- **What is expected**: Tally every line of the material that includes "Settings", then give the tally and nothing else.

[Stored data entries]
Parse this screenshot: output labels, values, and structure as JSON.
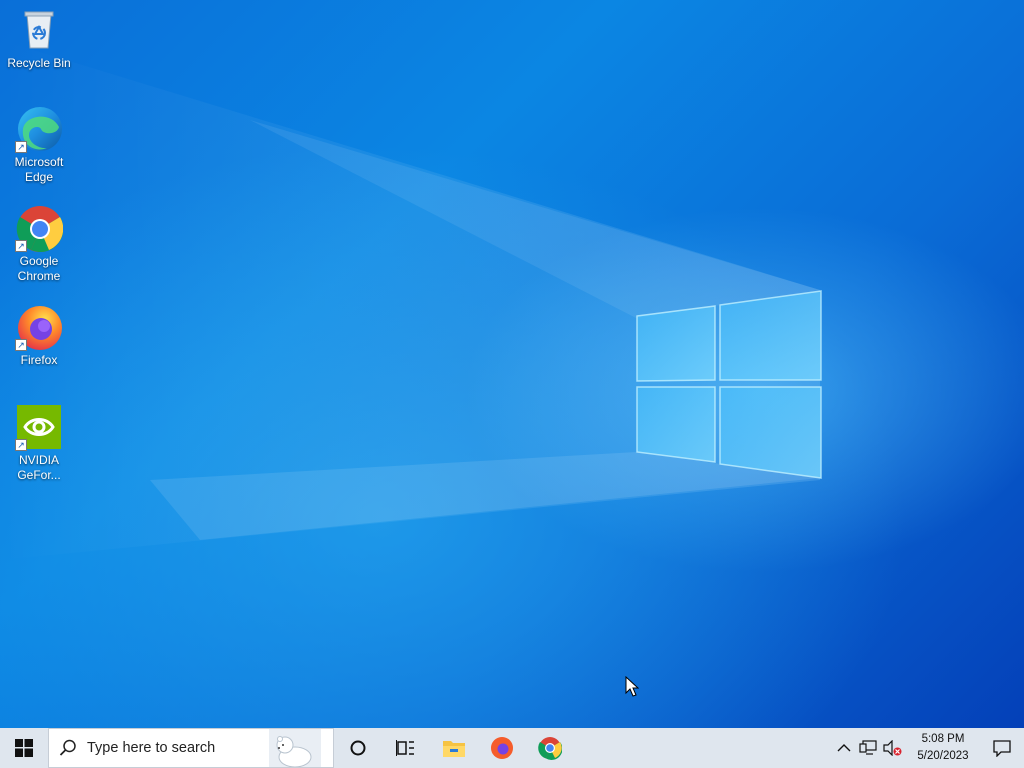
{
  "desktop": {
    "icons": [
      {
        "label": "Recycle Bin",
        "icon": "recycle-bin-icon"
      },
      {
        "label": "Microsoft Edge",
        "icon": "edge-icon"
      },
      {
        "label": "Google Chrome",
        "icon": "chrome-icon"
      },
      {
        "label": "Firefox",
        "icon": "firefox-icon"
      },
      {
        "label": "NVIDIA GeFor...",
        "icon": "nvidia-icon"
      }
    ]
  },
  "taskbar": {
    "search_placeholder": "Type here to search",
    "pinned": [
      "cortana-icon",
      "task-view-icon",
      "file-explorer-icon",
      "firefox-icon",
      "chrome-icon"
    ],
    "tray": [
      "show-hidden-icons",
      "network-icon",
      "volume-muted-icon"
    ],
    "clock": {
      "time": "5:08 PM",
      "date": "5/20/2023"
    }
  },
  "colors": {
    "desktop_blue": "#0a78dd",
    "taskbar": "#dfe6ee"
  }
}
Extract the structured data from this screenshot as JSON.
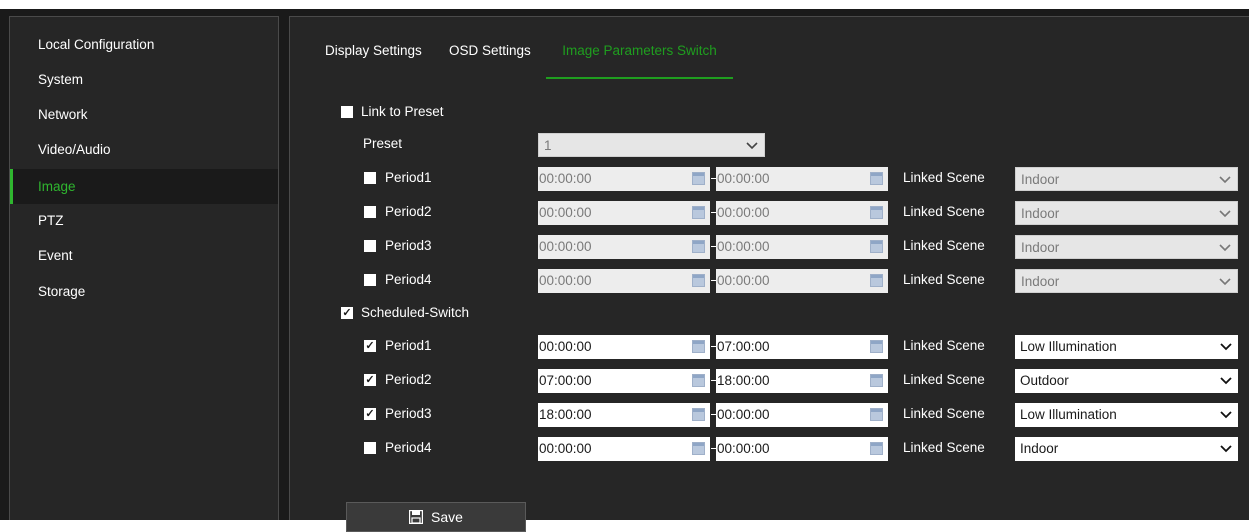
{
  "sidebar": {
    "items": [
      {
        "label": "Local Configuration",
        "active": false
      },
      {
        "label": "System",
        "active": false
      },
      {
        "label": "Network",
        "active": false
      },
      {
        "label": "Video/Audio",
        "active": false
      },
      {
        "label": "Image",
        "active": true
      },
      {
        "label": "PTZ",
        "active": false
      },
      {
        "label": "Event",
        "active": false
      },
      {
        "label": "Storage",
        "active": false
      }
    ]
  },
  "tabs": [
    {
      "label": "Display Settings",
      "active": false
    },
    {
      "label": "OSD Settings",
      "active": false
    },
    {
      "label": "Image Parameters Switch",
      "active": true
    }
  ],
  "link_to_preset": {
    "label": "Link to Preset",
    "checked": false,
    "preset_label": "Preset",
    "preset_value": "1",
    "periods": [
      {
        "label": "Period1",
        "checked": false,
        "start": "00:00:00",
        "end": "00:00:00",
        "scene_label": "Linked Scene",
        "scene": "Indoor"
      },
      {
        "label": "Period2",
        "checked": false,
        "start": "00:00:00",
        "end": "00:00:00",
        "scene_label": "Linked Scene",
        "scene": "Indoor"
      },
      {
        "label": "Period3",
        "checked": false,
        "start": "00:00:00",
        "end": "00:00:00",
        "scene_label": "Linked Scene",
        "scene": "Indoor"
      },
      {
        "label": "Period4",
        "checked": false,
        "start": "00:00:00",
        "end": "00:00:00",
        "scene_label": "Linked Scene",
        "scene": "Indoor"
      }
    ]
  },
  "scheduled_switch": {
    "label": "Scheduled-Switch",
    "checked": true,
    "periods": [
      {
        "label": "Period1",
        "checked": true,
        "start": "00:00:00",
        "end": "07:00:00",
        "scene_label": "Linked Scene",
        "scene": "Low Illumination"
      },
      {
        "label": "Period2",
        "checked": true,
        "start": "07:00:00",
        "end": "18:00:00",
        "scene_label": "Linked Scene",
        "scene": "Outdoor"
      },
      {
        "label": "Period3",
        "checked": true,
        "start": "18:00:00",
        "end": "00:00:00",
        "scene_label": "Linked Scene",
        "scene": "Low Illumination"
      },
      {
        "label": "Period4",
        "checked": false,
        "start": "00:00:00",
        "end": "00:00:00",
        "scene_label": "Linked Scene",
        "scene": "Indoor"
      }
    ]
  },
  "save_button": {
    "label": "Save",
    "icon": "save-icon"
  },
  "colors": {
    "accent": "#1f9e1f",
    "background": "#262626",
    "frame": "#1a1a1a"
  }
}
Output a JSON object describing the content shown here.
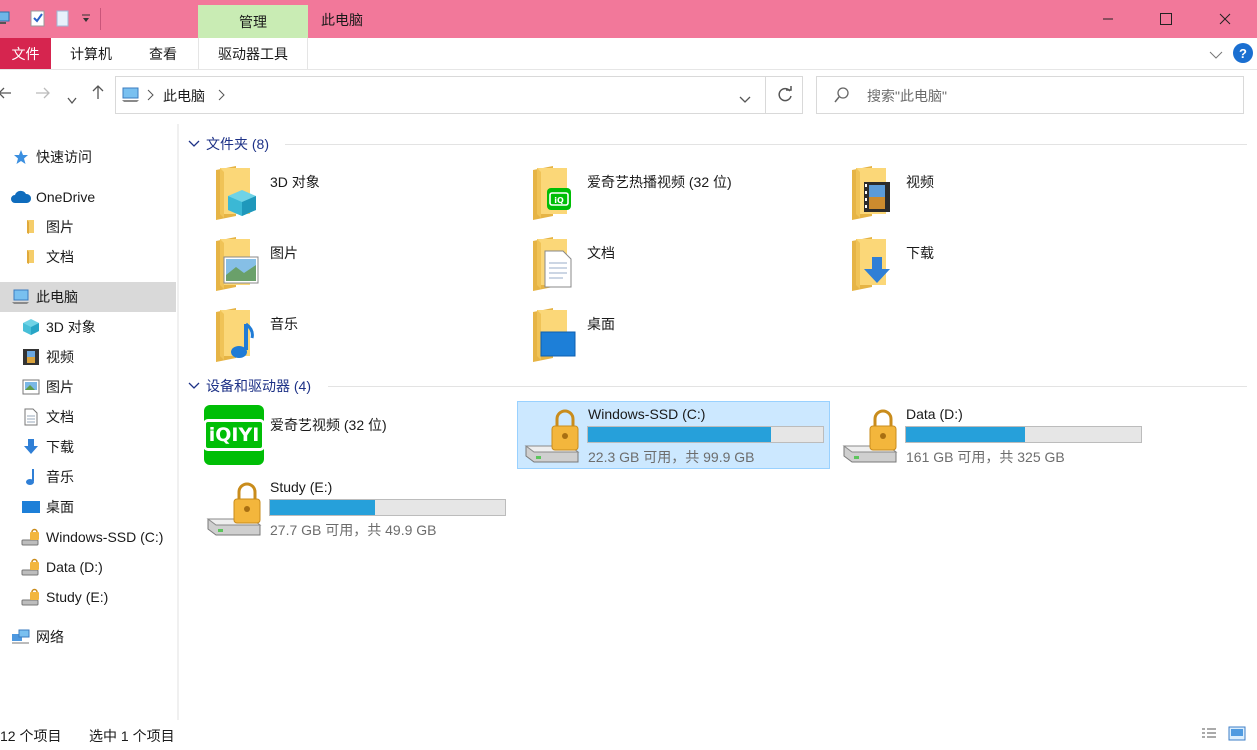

- **Task answer**: 2